Exercise: Continue the biography of Kamal Singh Saroha, founder of Rajasthan United FC, starting right after its final sentence.

Selected text:
-*-

Indian sports entrepreneur and engineer

Kamal Singh Saroha (born 21 August 1995) is the founder and director of the team Rajasthan United FC which plays in I-League.He also works as a Sports Director of Football for Rajasthan United FC.

== Early life ==
Kamal Singh Saroha obtained a degree in civil engineering in the year of 2018. Like many, he had a craze for the sport of football. He formed a team inside his college, JECRC (Jaipur Engineering College and Research Centre), which did not have its own football team. After graduation, Kamal fell prey to the corporate world as he took up a job in Gurgaon. But, his heart was always with football. So, to follow his passion he went back to Jaipur to open a sporting apparel company.

-*-

Data extracts:
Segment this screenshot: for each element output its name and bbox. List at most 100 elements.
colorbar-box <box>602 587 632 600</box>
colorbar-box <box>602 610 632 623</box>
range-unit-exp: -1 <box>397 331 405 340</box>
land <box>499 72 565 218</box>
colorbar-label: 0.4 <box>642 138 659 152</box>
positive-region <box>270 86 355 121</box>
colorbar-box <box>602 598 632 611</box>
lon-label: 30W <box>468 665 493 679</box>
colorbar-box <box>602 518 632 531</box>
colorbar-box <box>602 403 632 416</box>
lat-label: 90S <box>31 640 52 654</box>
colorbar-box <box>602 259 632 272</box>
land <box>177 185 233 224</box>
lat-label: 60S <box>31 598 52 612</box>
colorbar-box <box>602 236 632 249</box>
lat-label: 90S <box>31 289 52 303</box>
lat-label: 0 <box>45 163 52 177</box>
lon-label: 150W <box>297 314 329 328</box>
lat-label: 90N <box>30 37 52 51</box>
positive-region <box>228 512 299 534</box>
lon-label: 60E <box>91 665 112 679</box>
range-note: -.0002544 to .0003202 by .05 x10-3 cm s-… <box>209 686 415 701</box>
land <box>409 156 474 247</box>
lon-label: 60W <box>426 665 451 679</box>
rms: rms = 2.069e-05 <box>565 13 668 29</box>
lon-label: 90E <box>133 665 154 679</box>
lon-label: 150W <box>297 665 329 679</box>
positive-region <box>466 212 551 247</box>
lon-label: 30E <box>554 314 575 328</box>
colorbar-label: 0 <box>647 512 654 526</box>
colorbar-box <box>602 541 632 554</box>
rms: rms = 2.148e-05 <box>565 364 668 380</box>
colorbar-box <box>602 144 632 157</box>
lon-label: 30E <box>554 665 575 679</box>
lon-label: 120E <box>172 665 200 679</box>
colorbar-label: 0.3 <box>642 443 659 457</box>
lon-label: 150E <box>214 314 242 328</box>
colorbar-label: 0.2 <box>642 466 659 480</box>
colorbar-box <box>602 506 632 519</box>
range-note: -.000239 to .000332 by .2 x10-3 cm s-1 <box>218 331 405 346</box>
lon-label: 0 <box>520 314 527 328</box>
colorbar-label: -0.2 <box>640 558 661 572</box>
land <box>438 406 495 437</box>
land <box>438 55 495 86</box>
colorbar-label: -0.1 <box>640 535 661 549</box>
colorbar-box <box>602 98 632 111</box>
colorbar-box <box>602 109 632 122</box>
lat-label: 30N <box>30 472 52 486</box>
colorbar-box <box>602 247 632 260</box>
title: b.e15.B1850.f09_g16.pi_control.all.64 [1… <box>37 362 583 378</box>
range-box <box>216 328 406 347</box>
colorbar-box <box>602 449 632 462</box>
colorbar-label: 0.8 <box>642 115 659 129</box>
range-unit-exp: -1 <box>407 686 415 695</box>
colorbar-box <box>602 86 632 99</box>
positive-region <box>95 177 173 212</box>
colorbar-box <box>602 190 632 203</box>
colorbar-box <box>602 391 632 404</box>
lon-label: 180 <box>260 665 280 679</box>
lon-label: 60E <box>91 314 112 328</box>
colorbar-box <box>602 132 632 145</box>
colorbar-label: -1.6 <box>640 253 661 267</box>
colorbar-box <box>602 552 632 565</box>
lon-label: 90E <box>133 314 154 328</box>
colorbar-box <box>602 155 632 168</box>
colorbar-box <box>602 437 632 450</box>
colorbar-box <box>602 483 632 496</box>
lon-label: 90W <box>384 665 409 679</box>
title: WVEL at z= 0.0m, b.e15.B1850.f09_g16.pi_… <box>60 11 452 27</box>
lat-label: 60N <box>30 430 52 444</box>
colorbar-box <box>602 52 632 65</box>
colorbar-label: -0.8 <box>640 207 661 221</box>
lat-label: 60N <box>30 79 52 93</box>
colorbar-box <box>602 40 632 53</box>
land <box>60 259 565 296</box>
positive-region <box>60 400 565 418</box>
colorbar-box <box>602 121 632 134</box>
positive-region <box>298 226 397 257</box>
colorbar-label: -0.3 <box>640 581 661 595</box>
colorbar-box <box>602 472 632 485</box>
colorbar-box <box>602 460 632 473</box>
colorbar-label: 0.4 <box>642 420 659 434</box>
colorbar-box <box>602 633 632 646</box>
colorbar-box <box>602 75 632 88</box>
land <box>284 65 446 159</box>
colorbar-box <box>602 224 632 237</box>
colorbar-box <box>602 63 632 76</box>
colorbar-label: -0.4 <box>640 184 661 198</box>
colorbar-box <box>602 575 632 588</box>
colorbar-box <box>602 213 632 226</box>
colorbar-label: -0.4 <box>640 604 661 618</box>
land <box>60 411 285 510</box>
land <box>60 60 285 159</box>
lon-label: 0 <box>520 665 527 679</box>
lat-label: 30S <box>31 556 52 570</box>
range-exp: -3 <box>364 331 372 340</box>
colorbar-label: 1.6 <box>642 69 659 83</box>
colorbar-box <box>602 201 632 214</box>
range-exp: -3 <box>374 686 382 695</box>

-*-

Result of the task:
AU Rajasthan FC, now Rajasthan Perfect FC, one of their clients, were hopeful of participating in the I League 2nd Division. In 2018, an AU Rajasthan representative approached Saroha, requesting him to put out a team in the state league in the upcoming year as there were shortage of team. Later on, Saroha fielded the team JECRC FC (Jaipur Engineering College and Research Centre FC).

== Rajasthan United Football Club ==
In 2020, Kamal Singh Saroha along with Rajat Mishra and Swapnil Dhaka as the co-founders, rebranded the JECRC FC (Jaipur Engineering College and Research Centre FC) to Rajasthan United FC. In 2021, Rajasthan United FC qualified for the I-League, being the first ever club in Rajasthan to qualify for the I-League.